LAFAYETTE (AP) — One of five suspects in a 2012 triple homicide in Gonzales pleaded guilty Tuesday, avoiding a potential death sentence.
Ascension Parish’s District Attorney Ricky Babin said Michael Aikens, 37, of Prairieville, entered the plea to three counts of first-degree murder in exchange for three life sentences.
A formal sentencing date has not been set.
Babin said the plea came as jury selection continued in Lafayette. State District Judge Alvin Turner Jr. moved the process there because of pretrial publicity in the deaths of Robert Irwin Marchand, 74; his wife, Shirley Marchand, 72, and, his stepson, Douglas Dooley, 50, of Cross Plains, Tenn.
Turner planned to hold the trial in Ascension Parish once a jury was seated. At the time of the plea, no jurors had been selected, Babin said.
The Marchands and Dooley were found Feb. 18, 2012, with their throats slashed, apparently during Aikens’ and the others alleged bid to steal gold and other coins from a safe in the Marchand’s house near Gonzales.
Aikens had worked for Marchand more than a decade earlier and knew about the man’s coin collection, authorities have said.
Robert Marchand and Dooley were found dead. Shirley Marchand died March 2, 2012.
Babin said Aikens made the plea offer and did not agree to testify in the trials of his co-defendants — Bernard James, Devon James and Rolondo Stewart, each of Prairieville; and Travis Moore, of Baton Rouge.
All five men were indicted on first-degree murder charges, though prosecutors are not seeking the death penalty for Devon James, who, authorities said, received $200 and a tank of gasoline for his assistance.
Babin said no trial dates had been set against the other defendants.
“Bernard James will be next,” Babin said, adding he would like to see the trial for James, 26, by the end of the year.

Requests:
1. Duplicate the passage of the news report from "Ascension Parish’s District" to "house near Gonzales." word for word.
2. Set down the entries from their first line to the line with "- measurement-value-cell: 36: [570, 914, 594, 937]", both included, word for word and with nothing else.
The news report and the entries that follow it come from unrelated sources.

Recorded data:
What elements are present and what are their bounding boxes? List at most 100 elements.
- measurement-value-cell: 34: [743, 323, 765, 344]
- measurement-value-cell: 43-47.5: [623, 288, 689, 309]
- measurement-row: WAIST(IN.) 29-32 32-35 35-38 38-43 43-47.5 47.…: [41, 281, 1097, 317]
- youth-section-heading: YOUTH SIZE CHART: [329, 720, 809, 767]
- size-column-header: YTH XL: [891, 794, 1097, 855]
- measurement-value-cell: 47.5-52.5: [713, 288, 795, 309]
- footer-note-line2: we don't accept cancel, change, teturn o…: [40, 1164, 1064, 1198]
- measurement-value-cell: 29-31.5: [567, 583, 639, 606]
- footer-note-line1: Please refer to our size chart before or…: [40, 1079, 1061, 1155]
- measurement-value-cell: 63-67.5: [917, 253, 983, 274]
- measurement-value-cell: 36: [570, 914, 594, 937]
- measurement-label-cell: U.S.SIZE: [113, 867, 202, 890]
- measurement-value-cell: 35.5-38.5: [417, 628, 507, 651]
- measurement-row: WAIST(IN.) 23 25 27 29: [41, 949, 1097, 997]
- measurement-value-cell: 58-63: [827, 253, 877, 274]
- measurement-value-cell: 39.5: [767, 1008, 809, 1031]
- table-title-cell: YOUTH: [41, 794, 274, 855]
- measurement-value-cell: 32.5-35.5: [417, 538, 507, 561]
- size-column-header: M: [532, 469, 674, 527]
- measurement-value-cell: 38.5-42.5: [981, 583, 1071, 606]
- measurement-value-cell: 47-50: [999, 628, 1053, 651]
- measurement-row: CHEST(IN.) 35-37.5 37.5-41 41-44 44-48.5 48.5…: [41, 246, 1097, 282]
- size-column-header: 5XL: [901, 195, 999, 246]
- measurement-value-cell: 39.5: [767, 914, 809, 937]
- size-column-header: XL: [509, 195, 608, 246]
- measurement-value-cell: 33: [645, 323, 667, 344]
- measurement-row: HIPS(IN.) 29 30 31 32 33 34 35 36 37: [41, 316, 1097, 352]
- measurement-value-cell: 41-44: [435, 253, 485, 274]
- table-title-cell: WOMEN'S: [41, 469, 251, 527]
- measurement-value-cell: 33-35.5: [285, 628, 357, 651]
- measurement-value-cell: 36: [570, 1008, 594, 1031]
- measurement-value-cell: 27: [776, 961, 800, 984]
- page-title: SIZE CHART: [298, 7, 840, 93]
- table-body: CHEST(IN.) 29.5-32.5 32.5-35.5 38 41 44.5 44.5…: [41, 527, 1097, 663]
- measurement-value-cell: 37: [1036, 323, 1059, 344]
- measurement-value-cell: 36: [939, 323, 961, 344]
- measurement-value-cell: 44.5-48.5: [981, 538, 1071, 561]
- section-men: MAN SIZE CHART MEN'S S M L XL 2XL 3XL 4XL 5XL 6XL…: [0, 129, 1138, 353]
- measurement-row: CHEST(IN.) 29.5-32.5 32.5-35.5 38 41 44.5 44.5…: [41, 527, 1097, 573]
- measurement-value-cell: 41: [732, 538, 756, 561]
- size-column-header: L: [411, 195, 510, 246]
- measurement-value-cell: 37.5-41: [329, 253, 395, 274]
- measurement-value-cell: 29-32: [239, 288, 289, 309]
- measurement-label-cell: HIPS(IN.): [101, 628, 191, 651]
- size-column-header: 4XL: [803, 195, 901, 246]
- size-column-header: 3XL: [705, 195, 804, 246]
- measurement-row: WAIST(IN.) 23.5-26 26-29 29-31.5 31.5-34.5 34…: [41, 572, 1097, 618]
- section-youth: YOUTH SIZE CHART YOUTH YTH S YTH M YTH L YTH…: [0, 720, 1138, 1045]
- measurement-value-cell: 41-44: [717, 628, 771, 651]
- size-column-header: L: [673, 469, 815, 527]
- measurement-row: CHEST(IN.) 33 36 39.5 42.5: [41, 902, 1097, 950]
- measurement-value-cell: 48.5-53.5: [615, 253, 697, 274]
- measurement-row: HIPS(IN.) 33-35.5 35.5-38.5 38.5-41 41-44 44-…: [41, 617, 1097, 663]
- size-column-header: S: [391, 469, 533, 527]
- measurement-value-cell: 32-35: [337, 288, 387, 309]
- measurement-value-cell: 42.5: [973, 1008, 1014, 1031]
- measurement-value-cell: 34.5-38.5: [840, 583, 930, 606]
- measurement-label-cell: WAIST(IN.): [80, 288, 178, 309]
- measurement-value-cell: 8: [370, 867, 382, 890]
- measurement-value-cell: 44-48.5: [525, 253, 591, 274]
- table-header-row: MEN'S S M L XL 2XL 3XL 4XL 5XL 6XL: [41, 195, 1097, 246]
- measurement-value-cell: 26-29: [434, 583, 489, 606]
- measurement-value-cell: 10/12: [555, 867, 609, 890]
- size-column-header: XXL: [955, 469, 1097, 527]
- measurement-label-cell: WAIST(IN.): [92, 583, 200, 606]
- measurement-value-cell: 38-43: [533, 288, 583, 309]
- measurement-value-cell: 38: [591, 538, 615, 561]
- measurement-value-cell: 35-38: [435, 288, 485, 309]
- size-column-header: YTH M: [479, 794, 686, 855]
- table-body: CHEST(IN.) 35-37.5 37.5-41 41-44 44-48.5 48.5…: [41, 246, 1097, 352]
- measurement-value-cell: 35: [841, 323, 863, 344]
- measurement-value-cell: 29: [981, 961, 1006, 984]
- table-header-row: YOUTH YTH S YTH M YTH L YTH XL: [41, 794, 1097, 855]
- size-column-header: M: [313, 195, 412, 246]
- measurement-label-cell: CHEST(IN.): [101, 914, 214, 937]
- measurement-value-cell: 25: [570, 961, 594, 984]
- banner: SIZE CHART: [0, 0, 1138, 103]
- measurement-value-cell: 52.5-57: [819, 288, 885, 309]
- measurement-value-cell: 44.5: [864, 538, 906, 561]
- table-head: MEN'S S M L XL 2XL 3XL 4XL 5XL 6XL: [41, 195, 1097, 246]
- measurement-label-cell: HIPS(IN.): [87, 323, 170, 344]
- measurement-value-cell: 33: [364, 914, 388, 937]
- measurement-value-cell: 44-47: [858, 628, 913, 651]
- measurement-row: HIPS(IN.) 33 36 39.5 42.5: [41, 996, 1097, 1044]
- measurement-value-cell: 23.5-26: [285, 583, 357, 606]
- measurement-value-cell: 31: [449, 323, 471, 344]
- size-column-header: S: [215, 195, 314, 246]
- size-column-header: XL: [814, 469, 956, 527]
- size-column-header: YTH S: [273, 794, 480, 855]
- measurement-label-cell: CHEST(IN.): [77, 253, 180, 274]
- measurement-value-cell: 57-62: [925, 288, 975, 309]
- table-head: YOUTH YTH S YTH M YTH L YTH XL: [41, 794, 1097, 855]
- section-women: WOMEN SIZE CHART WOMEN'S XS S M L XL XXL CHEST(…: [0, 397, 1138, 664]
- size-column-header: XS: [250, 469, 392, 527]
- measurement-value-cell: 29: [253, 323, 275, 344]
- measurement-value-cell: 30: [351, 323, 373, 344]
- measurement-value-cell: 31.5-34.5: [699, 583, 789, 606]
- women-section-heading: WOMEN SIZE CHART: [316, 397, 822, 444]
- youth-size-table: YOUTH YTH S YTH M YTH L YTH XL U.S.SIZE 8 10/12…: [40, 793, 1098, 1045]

Answers given:
1.
Ascension Parish’s District Attorney Ricky Babin said Michael Aikens, 37, of Prairieville, entered the plea to three counts of first-degree murder in exchange for three life sentences.
A formal sentencing date has not been set.
Babin said the plea came as jury selection continued in Lafayette. State District Judge Alvin Turner Jr. moved the process there because of pretrial publicity in the deaths of Robert Irwin Marchand, 74; his wife, Shirley Marchand, 72, and, his stepson, Douglas Dooley, 50, of Cross Plains, Tenn.
Turner planned to hold the trial in Ascension Parish once a jury was seated. At the time of the plea, no jurors had been selected, Babin said.
The Marchands and Dooley were found Feb. 18, 2012, with their throats slashed, apparently during Aikens’ and the others alleged bid to steal gold and other coins from a safe in the Marchand’s house near Gonzales.

2.
What elements are present and what are their bounding boxes? List at most 100 elements.
- measurement-value-cell: 34: [743, 323, 765, 344]
- measurement-value-cell: 43-47.5: [623, 288, 689, 309]
- measurement-row: WAIST(IN.) 29-32 32-35 35-38 38-43 43-47.5 47.…: [41, 281, 1097, 317]
- youth-section-heading: YOUTH SIZE CHART: [329, 720, 809, 767]
- size-column-header: YTH XL: [891, 794, 1097, 855]
- measurement-value-cell: 47.5-52.5: [713, 288, 795, 309]
- footer-note-line2: we don't accept cancel, change, teturn o…: [40, 1164, 1064, 1198]
- measurement-value-cell: 29-31.5: [567, 583, 639, 606]
- footer-note-line1: Please refer to our size chart before or…: [40, 1079, 1061, 1155]
- measurement-value-cell: 63-67.5: [917, 253, 983, 274]
- measurement-value-cell: 36: [570, 914, 594, 937]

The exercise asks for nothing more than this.